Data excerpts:
========================

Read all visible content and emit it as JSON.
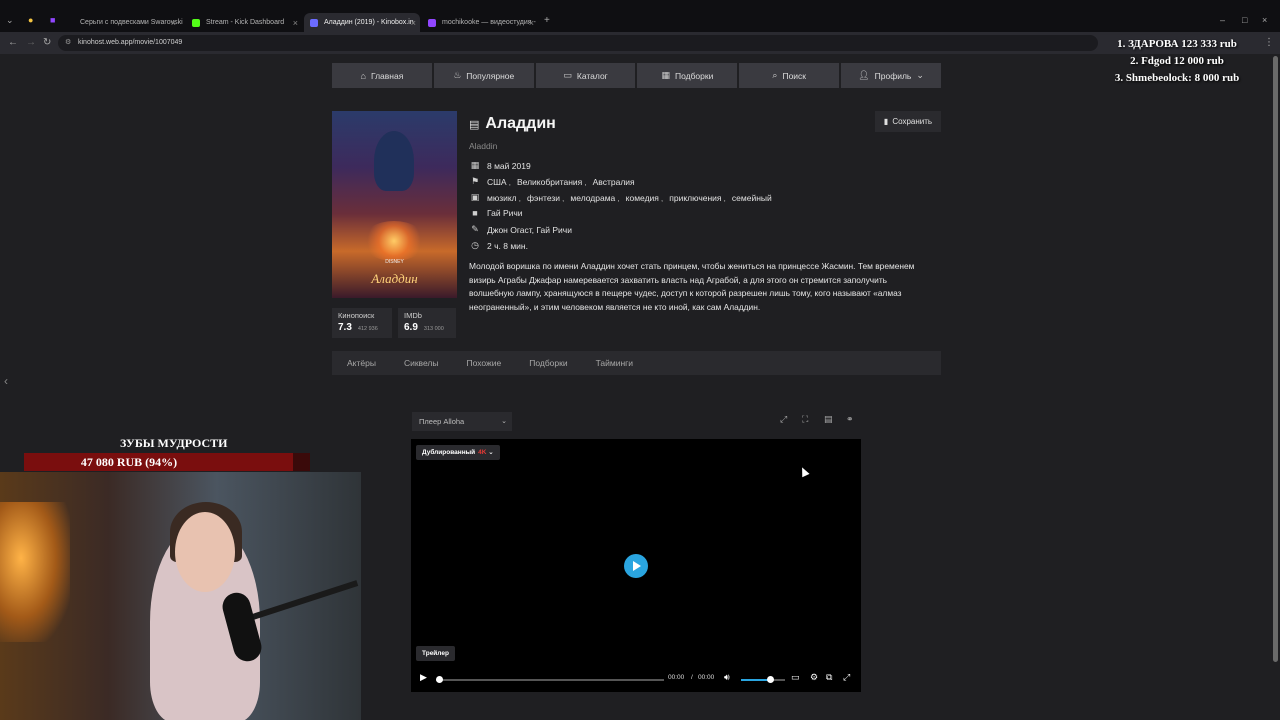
{
  "browser": {
    "tabs": [
      {
        "title": "Серьги с подвесками Swarovski",
        "color": "#4aa3e0",
        "active": false
      },
      {
        "title": "Stream - Kick Dashboard",
        "color": "#53fc18",
        "active": false
      },
      {
        "title": "Аладдин (2019) - Kinobox.in",
        "color": "#6b6bff",
        "active": true
      },
      {
        "title": "mochikooke — видеостудия -",
        "color": "#9146ff",
        "active": false
      }
    ],
    "url": "kinohost.web.app/movie/1007049"
  },
  "nav": {
    "items": [
      {
        "label": "Главная",
        "icon": "home-icon"
      },
      {
        "label": "Популярное",
        "icon": "fire-icon"
      },
      {
        "label": "Каталог",
        "icon": "catalog-icon"
      },
      {
        "label": "Подборки",
        "icon": "collections-icon"
      },
      {
        "label": "Поиск",
        "icon": "search-icon"
      },
      {
        "label": "Профиль",
        "icon": "user-icon"
      }
    ]
  },
  "movie": {
    "title": "Аладдин",
    "original_title": "Aladdin",
    "save_label": "Сохранить",
    "release_date": "8 май 2019",
    "countries": [
      "США",
      "Великобритания",
      "Австралия"
    ],
    "genres": [
      "мюзикл",
      "фэнтези",
      "мелодрама",
      "комедия",
      "приключения",
      "семейный"
    ],
    "director": "Гай Ричи",
    "writers": "Джон Огаст, Гай Ричи",
    "duration": "2 ч. 8 мин.",
    "description": "Молодой воришка по имени Аладдин хочет стать принцем, чтобы жениться на принцессе Жасмин. Тем временем визирь Аграбы Джафар намеревается захватить власть над Аграбой, а для этого он стремится заполучить волшебную лампу, хранящуюся в пещере чудес, доступ к которой разрешен лишь тому, кого называют «алмаз неограненный», и этим человеком является не кто иной, как сам Аладдин.",
    "poster_text": "Аладдин",
    "poster_brand": "DISNEY",
    "ratings": [
      {
        "name": "Кинопоиск",
        "value": "7.3",
        "votes": "412 936"
      },
      {
        "name": "IMDb",
        "value": "6.9",
        "votes": "313 000"
      }
    ]
  },
  "tabs": [
    "Актёры",
    "Сиквелы",
    "Похожие",
    "Подборки",
    "Тайминги"
  ],
  "player": {
    "select_label": "Плеер Alloha",
    "dub_label": "Дублированный",
    "quality": "4K",
    "trailer_label": "Трейлер",
    "time_current": "00:00",
    "time_total": "00:00",
    "time_sep": "/",
    "volume": 0.65,
    "progress": 0.0
  },
  "overlay": {
    "donors": [
      "1. ЗДАРОВА 123 333 rub",
      "2. Fdgod 12 000 rub",
      "3. Shmebeolock: 8 000 rub"
    ],
    "goal_title": "ЗУБЫ МУДРОСТИ",
    "goal_text": "47 080 RUB (94%)",
    "goal_percent": 0.94
  }
}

========================

AIM OF THE TASK: Nothing but the pictures may be dropped; output the records above exactly.

TASK RESULT:
Read all visible content and emit it as JSON.
{
  "browser": {
    "tabs": [
      {
        "title": "Серьги с подвесками Swarovski",
        "color": "#4aa3e0",
        "active": false
      },
      {
        "title": "Stream - Kick Dashboard",
        "color": "#53fc18",
        "active": false
      },
      {
        "title": "Аладдин (2019) - Kinobox.in",
        "color": "#6b6bff",
        "active": true
      },
      {
        "title": "mochikooke — видеостудия -",
        "color": "#9146ff",
        "active": false
      }
    ],
    "url": "kinohost.web.app/movie/1007049"
  },
  "nav": {
    "items": [
      {
        "label": "Главная",
        "icon": "home-icon"
      },
      {
        "label": "Популярное",
        "icon": "fire-icon"
      },
      {
        "label": "Каталог",
        "icon": "catalog-icon"
      },
      {
        "label": "Подборки",
        "icon": "collections-icon"
      },
      {
        "label": "Поиск",
        "icon": "search-icon"
      },
      {
        "label": "Профиль",
        "icon": "user-icon"
      }
    ]
  },
  "movie": {
    "title": "Аладдин",
    "original_title": "Aladdin",
    "save_label": "Сохранить",
    "release_date": "8 май 2019",
    "countries": [
      "США",
      "Великобритания",
      "Австралия"
    ],
    "genres": [
      "мюзикл",
      "фэнтези",
      "мелодрама",
      "комедия",
      "приключения",
      "семейный"
    ],
    "director": "Гай Ричи",
    "writers": "Джон Огаст, Гай Ричи",
    "duration": "2 ч. 8 мин.",
    "description": "Молодой воришка по имени Аладдин хочет стать принцем, чтобы жениться на принцессе Жасмин. Тем временем визирь Аграбы Джафар намеревается захватить власть над Аграбой, а для этого он стремится заполучить волшебную лампу, хранящуюся в пещере чудес, доступ к которой разрешен лишь тому, кого называют «алмаз неограненный», и этим человеком является не кто иной, как сам Аладдин.",
    "poster_text": "Аладдин",
    "poster_brand": "DISNEY",
    "ratings": [
      {
        "name": "Кинопоиск",
        "value": "7.3",
        "votes": "412 936"
      },
      {
        "name": "IMDb",
        "value": "6.9",
        "votes": "313 000"
      }
    ]
  },
  "tabs": [
    "Актёры",
    "Сиквелы",
    "Похожие",
    "Подборки",
    "Тайминги"
  ],
  "player": {
    "select_label": "Плеер Alloha",
    "dub_label": "Дублированный",
    "quality": "4K",
    "trailer_label": "Трейлер",
    "time_current": "00:00",
    "time_total": "00:00",
    "time_sep": "/",
    "volume": 0.65,
    "progress": 0.0
  },
  "overlay": {
    "donors": [
      "1. ЗДАРОВА 123 333 rub",
      "2. Fdgod 12 000 rub",
      "3. Shmebeolock: 8 000 rub"
    ],
    "goal_title": "ЗУБЫ МУДРОСТИ",
    "goal_text": "47 080 RUB (94%)",
    "goal_percent": 0.94
  }
}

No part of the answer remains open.